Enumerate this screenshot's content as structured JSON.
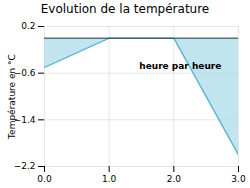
{
  "chart_data": {
    "type": "line",
    "title": "Evolution de la température",
    "ylabel": "Température en °C",
    "annotation": "heure par heure",
    "x": [
      0,
      1,
      2,
      3
    ],
    "series": [
      {
        "type": "area",
        "color": "#a8d8e8",
        "values": [
          -0.5,
          0.0,
          0.0,
          -2.0
        ]
      },
      {
        "type": "line",
        "color": "#5bb8d4",
        "values": [
          -0.5,
          0.0,
          0.0,
          -2.0
        ]
      }
    ],
    "xlim": [
      0,
      3
    ],
    "ylim": [
      -2.2,
      0.2
    ],
    "xticks": [
      0,
      1,
      2,
      3
    ],
    "yticks": [
      0.2,
      -0.6,
      -1.4,
      -2.2
    ],
    "grid": true
  }
}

### Stated goal
Write out the listing word for word, omitting the pictures it holds.

### Answer to the task
Enumerate this screenshot's content as structured JSON.
{
  "chart_data": {
    "type": "line",
    "title": "Evolution de la température",
    "ylabel": "Température en °C",
    "annotation": "heure par heure",
    "x": [
      0,
      1,
      2,
      3
    ],
    "series": [
      {
        "type": "area",
        "color": "#a8d8e8",
        "values": [
          -0.5,
          0.0,
          0.0,
          -2.0
        ]
      },
      {
        "type": "line",
        "color": "#5bb8d4",
        "values": [
          -0.5,
          0.0,
          0.0,
          -2.0
        ]
      }
    ],
    "xlim": [
      0,
      3
    ],
    "ylim": [
      -2.2,
      0.2
    ],
    "xticks": [
      0,
      1,
      2,
      3
    ],
    "yticks": [
      0.2,
      -0.6,
      -1.4,
      -2.2
    ],
    "grid": true
  }
}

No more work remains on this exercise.